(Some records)

==============================

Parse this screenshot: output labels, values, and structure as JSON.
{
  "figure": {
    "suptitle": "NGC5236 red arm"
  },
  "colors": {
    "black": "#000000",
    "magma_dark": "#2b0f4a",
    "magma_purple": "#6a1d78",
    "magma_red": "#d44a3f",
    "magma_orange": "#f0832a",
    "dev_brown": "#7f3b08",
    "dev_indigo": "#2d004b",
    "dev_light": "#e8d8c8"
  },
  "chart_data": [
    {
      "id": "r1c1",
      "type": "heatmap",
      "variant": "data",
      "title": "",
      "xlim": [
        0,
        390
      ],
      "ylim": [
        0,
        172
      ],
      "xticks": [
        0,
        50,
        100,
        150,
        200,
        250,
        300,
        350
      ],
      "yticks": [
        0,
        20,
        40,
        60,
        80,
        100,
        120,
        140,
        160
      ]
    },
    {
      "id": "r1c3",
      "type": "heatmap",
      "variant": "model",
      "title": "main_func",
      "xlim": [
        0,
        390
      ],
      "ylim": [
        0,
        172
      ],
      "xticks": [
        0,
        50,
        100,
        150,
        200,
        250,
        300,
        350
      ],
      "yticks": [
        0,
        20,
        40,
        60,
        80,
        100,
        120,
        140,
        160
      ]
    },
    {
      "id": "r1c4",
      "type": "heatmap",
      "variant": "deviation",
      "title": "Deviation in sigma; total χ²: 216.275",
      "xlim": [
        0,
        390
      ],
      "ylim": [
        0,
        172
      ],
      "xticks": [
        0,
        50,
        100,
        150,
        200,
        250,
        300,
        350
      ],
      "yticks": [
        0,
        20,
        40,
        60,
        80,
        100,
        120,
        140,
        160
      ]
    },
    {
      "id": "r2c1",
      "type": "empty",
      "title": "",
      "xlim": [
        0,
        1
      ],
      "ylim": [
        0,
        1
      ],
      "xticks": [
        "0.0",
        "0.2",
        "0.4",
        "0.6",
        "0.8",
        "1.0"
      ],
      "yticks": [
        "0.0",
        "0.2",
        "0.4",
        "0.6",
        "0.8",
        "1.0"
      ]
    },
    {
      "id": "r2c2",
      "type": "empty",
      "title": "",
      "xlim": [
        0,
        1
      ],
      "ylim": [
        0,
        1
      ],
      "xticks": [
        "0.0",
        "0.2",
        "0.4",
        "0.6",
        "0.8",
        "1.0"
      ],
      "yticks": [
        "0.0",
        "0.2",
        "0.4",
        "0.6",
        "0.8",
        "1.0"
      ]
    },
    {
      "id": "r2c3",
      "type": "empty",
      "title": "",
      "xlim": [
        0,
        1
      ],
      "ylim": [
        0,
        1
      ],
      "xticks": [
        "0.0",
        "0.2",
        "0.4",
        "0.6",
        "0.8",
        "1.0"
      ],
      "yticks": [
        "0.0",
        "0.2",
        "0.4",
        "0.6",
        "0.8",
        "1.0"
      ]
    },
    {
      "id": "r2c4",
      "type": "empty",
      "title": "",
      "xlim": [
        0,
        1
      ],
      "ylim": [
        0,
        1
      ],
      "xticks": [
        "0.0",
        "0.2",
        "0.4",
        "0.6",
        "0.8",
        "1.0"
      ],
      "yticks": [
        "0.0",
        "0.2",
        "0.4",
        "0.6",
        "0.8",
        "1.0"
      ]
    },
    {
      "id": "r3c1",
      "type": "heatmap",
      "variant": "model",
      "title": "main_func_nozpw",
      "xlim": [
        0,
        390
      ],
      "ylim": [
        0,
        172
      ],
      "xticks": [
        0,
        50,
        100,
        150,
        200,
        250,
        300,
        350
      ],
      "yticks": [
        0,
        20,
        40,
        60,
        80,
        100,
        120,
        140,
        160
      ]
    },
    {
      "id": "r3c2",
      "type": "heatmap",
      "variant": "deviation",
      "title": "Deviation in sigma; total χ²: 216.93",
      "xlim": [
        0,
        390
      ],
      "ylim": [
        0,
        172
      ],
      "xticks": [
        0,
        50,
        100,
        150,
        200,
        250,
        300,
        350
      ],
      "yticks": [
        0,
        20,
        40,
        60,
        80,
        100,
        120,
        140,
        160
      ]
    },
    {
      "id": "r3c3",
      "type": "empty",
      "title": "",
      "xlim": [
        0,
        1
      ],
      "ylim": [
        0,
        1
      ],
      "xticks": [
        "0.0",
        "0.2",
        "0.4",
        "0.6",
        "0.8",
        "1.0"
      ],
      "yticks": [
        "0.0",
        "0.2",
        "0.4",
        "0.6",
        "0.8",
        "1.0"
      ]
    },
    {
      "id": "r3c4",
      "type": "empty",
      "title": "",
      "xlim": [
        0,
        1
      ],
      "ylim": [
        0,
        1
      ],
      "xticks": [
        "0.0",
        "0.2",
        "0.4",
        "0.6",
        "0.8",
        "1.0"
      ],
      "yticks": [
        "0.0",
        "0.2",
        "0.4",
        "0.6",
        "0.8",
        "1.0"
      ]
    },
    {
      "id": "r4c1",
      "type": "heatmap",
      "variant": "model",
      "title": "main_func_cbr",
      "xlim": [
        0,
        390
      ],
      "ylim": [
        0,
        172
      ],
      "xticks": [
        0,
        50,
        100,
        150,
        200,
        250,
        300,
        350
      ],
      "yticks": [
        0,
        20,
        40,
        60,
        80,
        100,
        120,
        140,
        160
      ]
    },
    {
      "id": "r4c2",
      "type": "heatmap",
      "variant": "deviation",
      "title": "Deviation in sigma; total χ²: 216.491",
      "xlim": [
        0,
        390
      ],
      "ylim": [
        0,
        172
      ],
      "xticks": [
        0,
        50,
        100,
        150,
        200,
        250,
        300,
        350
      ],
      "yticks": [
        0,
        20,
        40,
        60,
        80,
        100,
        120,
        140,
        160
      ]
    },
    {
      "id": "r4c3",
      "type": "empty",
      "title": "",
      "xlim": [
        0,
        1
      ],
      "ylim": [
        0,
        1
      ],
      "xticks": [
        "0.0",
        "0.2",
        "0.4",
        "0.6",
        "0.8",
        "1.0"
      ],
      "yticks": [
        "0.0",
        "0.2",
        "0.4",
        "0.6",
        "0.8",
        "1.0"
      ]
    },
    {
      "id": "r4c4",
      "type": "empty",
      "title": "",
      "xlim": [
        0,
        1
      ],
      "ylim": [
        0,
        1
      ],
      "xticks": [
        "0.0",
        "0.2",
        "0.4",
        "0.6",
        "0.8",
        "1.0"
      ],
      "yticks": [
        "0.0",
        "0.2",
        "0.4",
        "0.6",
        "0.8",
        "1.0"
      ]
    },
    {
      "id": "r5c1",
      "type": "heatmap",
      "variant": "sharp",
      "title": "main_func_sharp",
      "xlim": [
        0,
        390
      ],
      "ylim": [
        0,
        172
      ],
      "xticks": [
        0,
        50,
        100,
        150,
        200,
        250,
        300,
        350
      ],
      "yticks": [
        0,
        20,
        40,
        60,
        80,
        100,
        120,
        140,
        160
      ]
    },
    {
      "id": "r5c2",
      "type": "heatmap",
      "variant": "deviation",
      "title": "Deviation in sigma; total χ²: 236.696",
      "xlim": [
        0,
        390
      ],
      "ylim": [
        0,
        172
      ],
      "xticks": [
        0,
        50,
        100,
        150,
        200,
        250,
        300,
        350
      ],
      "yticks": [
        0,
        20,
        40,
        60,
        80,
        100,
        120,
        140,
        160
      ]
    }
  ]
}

==============================

» **GIVEN TASK**: All records above must be set down exactly, please.

» **RESPONSE TO THIS TASK**:
Parse this screenshot: output labels, values, and structure as JSON.
{
  "figure": {
    "suptitle": "NGC5236 red arm"
  },
  "colors": {
    "black": "#000000",
    "magma_dark": "#2b0f4a",
    "magma_purple": "#6a1d78",
    "magma_red": "#d44a3f",
    "magma_orange": "#f0832a",
    "dev_brown": "#7f3b08",
    "dev_indigo": "#2d004b",
    "dev_light": "#e8d8c8"
  },
  "chart_data": [
    {
      "id": "r1c1",
      "type": "heatmap",
      "variant": "data",
      "title": "",
      "xlim": [
        0,
        390
      ],
      "ylim": [
        0,
        172
      ],
      "xticks": [
        0,
        50,
        100,
        150,
        200,
        250,
        300,
        350
      ],
      "yticks": [
        0,
        20,
        40,
        60,
        80,
        100,
        120,
        140,
        160
      ]
    },
    {
      "id": "r1c3",
      "type": "heatmap",
      "variant": "model",
      "title": "main_func",
      "xlim": [
        0,
        390
      ],
      "ylim": [
        0,
        172
      ],
      "xticks": [
        0,
        50,
        100,
        150,
        200,
        250,
        300,
        350
      ],
      "yticks": [
        0,
        20,
        40,
        60,
        80,
        100,
        120,
        140,
        160
      ]
    },
    {
      "id": "r1c4",
      "type": "heatmap",
      "variant": "deviation",
      "title": "Deviation in sigma; total χ²: 216.275",
      "xlim": [
        0,
        390
      ],
      "ylim": [
        0,
        172
      ],
      "xticks": [
        0,
        50,
        100,
        150,
        200,
        250,
        300,
        350
      ],
      "yticks": [
        0,
        20,
        40,
        60,
        80,
        100,
        120,
        140,
        160
      ]
    },
    {
      "id": "r2c1",
      "type": "empty",
      "title": "",
      "xlim": [
        0,
        1
      ],
      "ylim": [
        0,
        1
      ],
      "xticks": [
        "0.0",
        "0.2",
        "0.4",
        "0.6",
        "0.8",
        "1.0"
      ],
      "yticks": [
        "0.0",
        "0.2",
        "0.4",
        "0.6",
        "0.8",
        "1.0"
      ]
    },
    {
      "id": "r2c2",
      "type": "empty",
      "title": "",
      "xlim": [
        0,
        1
      ],
      "ylim": [
        0,
        1
      ],
      "xticks": [
        "0.0",
        "0.2",
        "0.4",
        "0.6",
        "0.8",
        "1.0"
      ],
      "yticks": [
        "0.0",
        "0.2",
        "0.4",
        "0.6",
        "0.8",
        "1.0"
      ]
    },
    {
      "id": "r2c3",
      "type": "empty",
      "title": "",
      "xlim": [
        0,
        1
      ],
      "ylim": [
        0,
        1
      ],
      "xticks": [
        "0.0",
        "0.2",
        "0.4",
        "0.6",
        "0.8",
        "1.0"
      ],
      "yticks": [
        "0.0",
        "0.2",
        "0.4",
        "0.6",
        "0.8",
        "1.0"
      ]
    },
    {
      "id": "r2c4",
      "type": "empty",
      "title": "",
      "xlim": [
        0,
        1
      ],
      "ylim": [
        0,
        1
      ],
      "xticks": [
        "0.0",
        "0.2",
        "0.4",
        "0.6",
        "0.8",
        "1.0"
      ],
      "yticks": [
        "0.0",
        "0.2",
        "0.4",
        "0.6",
        "0.8",
        "1.0"
      ]
    },
    {
      "id": "r3c1",
      "type": "heatmap",
      "variant": "model",
      "title": "main_func_nozpw",
      "xlim": [
        0,
        390
      ],
      "ylim": [
        0,
        172
      ],
      "xticks": [
        0,
        50,
        100,
        150,
        200,
        250,
        300,
        350
      ],
      "yticks": [
        0,
        20,
        40,
        60,
        80,
        100,
        120,
        140,
        160
      ]
    },
    {
      "id": "r3c2",
      "type": "heatmap",
      "variant": "deviation",
      "title": "Deviation in sigma; total χ²: 216.93",
      "xlim": [
        0,
        390
      ],
      "ylim": [
        0,
        172
      ],
      "xticks": [
        0,
        50,
        100,
        150,
        200,
        250,
        300,
        350
      ],
      "yticks": [
        0,
        20,
        40,
        60,
        80,
        100,
        120,
        140,
        160
      ]
    },
    {
      "id": "r3c3",
      "type": "empty",
      "title": "",
      "xlim": [
        0,
        1
      ],
      "ylim": [
        0,
        1
      ],
      "xticks": [
        "0.0",
        "0.2",
        "0.4",
        "0.6",
        "0.8",
        "1.0"
      ],
      "yticks": [
        "0.0",
        "0.2",
        "0.4",
        "0.6",
        "0.8",
        "1.0"
      ]
    },
    {
      "id": "r3c4",
      "type": "empty",
      "title": "",
      "xlim": [
        0,
        1
      ],
      "ylim": [
        0,
        1
      ],
      "xticks": [
        "0.0",
        "0.2",
        "0.4",
        "0.6",
        "0.8",
        "1.0"
      ],
      "yticks": [
        "0.0",
        "0.2",
        "0.4",
        "0.6",
        "0.8",
        "1.0"
      ]
    },
    {
      "id": "r4c1",
      "type": "heatmap",
      "variant": "model",
      "title": "main_func_cbr",
      "xlim": [
        0,
        390
      ],
      "ylim": [
        0,
        172
      ],
      "xticks": [
        0,
        50,
        100,
        150,
        200,
        250,
        300,
        350
      ],
      "yticks": [
        0,
        20,
        40,
        60,
        80,
        100,
        120,
        140,
        160
      ]
    },
    {
      "id": "r4c2",
      "type": "heatmap",
      "variant": "deviation",
      "title": "Deviation in sigma; total χ²: 216.491",
      "xlim": [
        0,
        390
      ],
      "ylim": [
        0,
        172
      ],
      "xticks": [
        0,
        50,
        100,
        150,
        200,
        250,
        300,
        350
      ],
      "yticks": [
        0,
        20,
        40,
        60,
        80,
        100,
        120,
        140,
        160
      ]
    },
    {
      "id": "r4c3",
      "type": "empty",
      "title": "",
      "xlim": [
        0,
        1
      ],
      "ylim": [
        0,
        1
      ],
      "xticks": [
        "0.0",
        "0.2",
        "0.4",
        "0.6",
        "0.8",
        "1.0"
      ],
      "yticks": [
        "0.0",
        "0.2",
        "0.4",
        "0.6",
        "0.8",
        "1.0"
      ]
    },
    {
      "id": "r4c4",
      "type": "empty",
      "title": "",
      "xlim": [
        0,
        1
      ],
      "ylim": [
        0,
        1
      ],
      "xticks": [
        "0.0",
        "0.2",
        "0.4",
        "0.6",
        "0.8",
        "1.0"
      ],
      "yticks": [
        "0.0",
        "0.2",
        "0.4",
        "0.6",
        "0.8",
        "1.0"
      ]
    },
    {
      "id": "r5c1",
      "type": "heatmap",
      "variant": "sharp",
      "title": "main_func_sharp",
      "xlim": [
        0,
        390
      ],
      "ylim": [
        0,
        172
      ],
      "xticks": [
        0,
        50,
        100,
        150,
        200,
        250,
        300,
        350
      ],
      "yticks": [
        0,
        20,
        40,
        60,
        80,
        100,
        120,
        140,
        160
      ]
    },
    {
      "id": "r5c2",
      "type": "heatmap",
      "variant": "deviation",
      "title": "Deviation in sigma; total χ²: 236.696",
      "xlim": [
        0,
        390
      ],
      "ylim": [
        0,
        172
      ],
      "xticks": [
        0,
        50,
        100,
        150,
        200,
        250,
        300,
        350
      ],
      "yticks": [
        0,
        20,
        40,
        60,
        80,
        100,
        120,
        140,
        160
      ]
    }
  ]
}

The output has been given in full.